[Collection entries]
● ● ● ●

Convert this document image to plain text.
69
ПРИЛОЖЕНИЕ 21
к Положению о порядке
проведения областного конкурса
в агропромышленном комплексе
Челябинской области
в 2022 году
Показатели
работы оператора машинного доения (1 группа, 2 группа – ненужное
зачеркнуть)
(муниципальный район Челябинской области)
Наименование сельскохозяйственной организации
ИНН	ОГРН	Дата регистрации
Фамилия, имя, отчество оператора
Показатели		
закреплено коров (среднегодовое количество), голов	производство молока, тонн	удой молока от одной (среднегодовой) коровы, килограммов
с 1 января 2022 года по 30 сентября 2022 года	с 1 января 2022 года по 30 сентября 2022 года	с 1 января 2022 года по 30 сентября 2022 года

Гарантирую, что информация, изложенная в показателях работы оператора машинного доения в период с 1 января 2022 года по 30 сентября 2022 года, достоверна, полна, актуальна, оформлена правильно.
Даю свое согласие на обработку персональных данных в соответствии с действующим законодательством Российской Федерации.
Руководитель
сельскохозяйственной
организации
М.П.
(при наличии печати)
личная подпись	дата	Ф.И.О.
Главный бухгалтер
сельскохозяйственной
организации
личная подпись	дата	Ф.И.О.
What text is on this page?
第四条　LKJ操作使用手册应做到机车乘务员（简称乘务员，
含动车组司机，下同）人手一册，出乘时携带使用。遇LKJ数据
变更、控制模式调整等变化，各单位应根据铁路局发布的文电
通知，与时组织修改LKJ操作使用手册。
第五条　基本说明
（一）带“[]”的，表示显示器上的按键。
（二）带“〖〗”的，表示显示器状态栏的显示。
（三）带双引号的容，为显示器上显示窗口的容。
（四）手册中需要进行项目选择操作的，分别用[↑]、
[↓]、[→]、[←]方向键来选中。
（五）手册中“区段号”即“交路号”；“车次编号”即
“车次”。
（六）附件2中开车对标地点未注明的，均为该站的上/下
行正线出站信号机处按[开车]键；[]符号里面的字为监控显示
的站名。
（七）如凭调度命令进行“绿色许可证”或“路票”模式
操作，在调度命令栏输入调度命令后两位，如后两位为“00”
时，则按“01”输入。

● ● ● ●

» Task instructions
Using the records above, copy each line that contains "области".

» Solution to this task
Челябинской области
(муниципальный район Челябинской области)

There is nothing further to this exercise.